---------- STORED DATA

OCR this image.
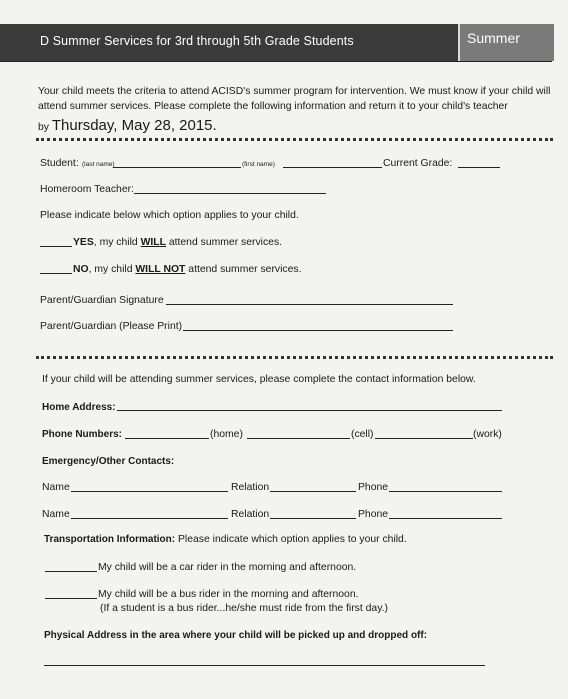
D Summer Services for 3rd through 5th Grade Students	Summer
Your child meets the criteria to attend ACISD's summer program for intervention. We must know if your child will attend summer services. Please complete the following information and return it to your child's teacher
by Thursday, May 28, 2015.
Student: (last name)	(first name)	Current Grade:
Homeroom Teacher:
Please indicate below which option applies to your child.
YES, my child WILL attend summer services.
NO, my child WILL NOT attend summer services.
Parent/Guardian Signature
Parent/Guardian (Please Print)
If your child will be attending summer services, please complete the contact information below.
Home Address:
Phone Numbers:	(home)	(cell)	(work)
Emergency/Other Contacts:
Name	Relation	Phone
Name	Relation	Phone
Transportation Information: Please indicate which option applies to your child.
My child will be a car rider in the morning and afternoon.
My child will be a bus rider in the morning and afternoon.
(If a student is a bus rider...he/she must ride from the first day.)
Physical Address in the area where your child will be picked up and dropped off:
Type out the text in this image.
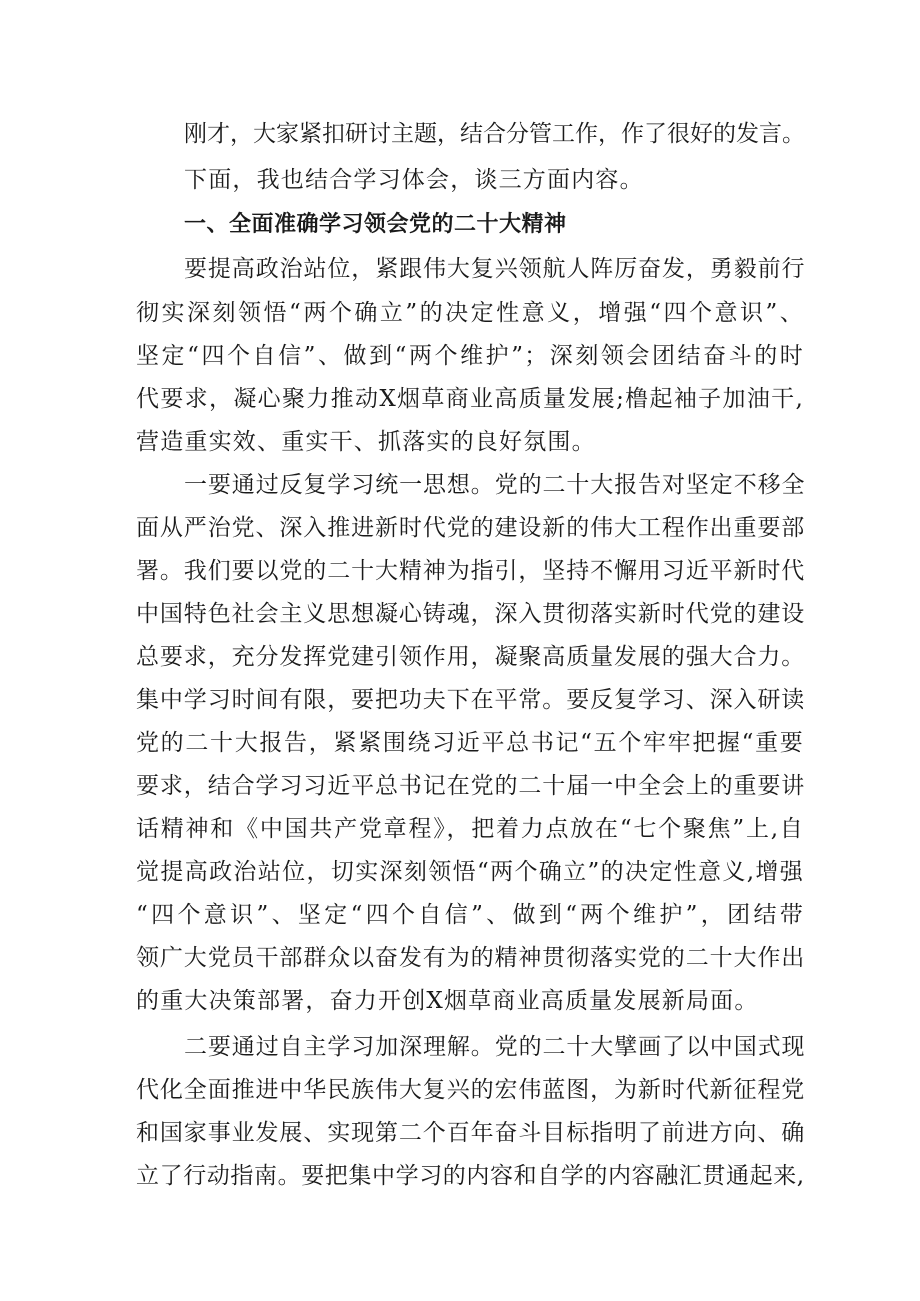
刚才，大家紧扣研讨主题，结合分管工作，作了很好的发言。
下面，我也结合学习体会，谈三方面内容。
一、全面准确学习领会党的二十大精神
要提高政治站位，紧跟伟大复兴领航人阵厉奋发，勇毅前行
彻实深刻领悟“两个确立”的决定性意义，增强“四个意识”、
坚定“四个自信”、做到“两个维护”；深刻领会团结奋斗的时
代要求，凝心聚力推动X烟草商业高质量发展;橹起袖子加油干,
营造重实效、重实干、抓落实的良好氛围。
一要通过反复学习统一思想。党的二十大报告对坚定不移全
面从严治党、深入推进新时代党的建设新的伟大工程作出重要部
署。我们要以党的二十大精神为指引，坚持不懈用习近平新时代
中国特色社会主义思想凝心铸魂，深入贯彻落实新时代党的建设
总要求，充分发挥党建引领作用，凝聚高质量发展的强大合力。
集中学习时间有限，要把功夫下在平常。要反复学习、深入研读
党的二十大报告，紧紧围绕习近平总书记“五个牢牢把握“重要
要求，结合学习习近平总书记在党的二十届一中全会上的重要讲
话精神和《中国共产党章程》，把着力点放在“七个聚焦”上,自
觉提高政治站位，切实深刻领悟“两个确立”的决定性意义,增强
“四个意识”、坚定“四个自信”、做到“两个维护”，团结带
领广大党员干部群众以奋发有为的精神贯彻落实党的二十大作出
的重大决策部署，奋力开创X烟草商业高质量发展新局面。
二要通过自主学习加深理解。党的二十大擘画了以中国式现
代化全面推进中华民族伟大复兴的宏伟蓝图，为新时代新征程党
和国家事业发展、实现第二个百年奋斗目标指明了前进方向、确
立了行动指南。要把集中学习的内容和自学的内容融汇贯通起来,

--------------------
---------- STORED DATA

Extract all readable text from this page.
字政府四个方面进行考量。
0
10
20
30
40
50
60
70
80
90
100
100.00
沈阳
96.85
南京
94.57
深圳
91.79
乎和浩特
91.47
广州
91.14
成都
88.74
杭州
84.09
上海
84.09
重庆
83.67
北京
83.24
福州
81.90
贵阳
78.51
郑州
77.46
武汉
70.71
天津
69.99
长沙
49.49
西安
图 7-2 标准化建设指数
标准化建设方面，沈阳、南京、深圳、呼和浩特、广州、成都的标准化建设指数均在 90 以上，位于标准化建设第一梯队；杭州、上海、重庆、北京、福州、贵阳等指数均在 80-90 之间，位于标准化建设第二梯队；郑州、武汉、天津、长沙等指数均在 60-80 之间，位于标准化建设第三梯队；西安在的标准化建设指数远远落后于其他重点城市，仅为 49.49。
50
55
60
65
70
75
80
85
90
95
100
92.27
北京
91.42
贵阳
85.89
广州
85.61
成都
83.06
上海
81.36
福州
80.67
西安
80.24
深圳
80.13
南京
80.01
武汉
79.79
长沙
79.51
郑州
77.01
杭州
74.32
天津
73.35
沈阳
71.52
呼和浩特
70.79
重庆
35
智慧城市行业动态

--------------------

EXERCISE INSTRUCTIONS:
Read the lines above. Gather those in which the string "四个自信" is found.

TASK OUTPUT:
坚定“四个自信”、做到“两个维护”；深刻领会团结奋斗的时
“四个意识”、坚定“四个自信”、做到“两个维护”，团结带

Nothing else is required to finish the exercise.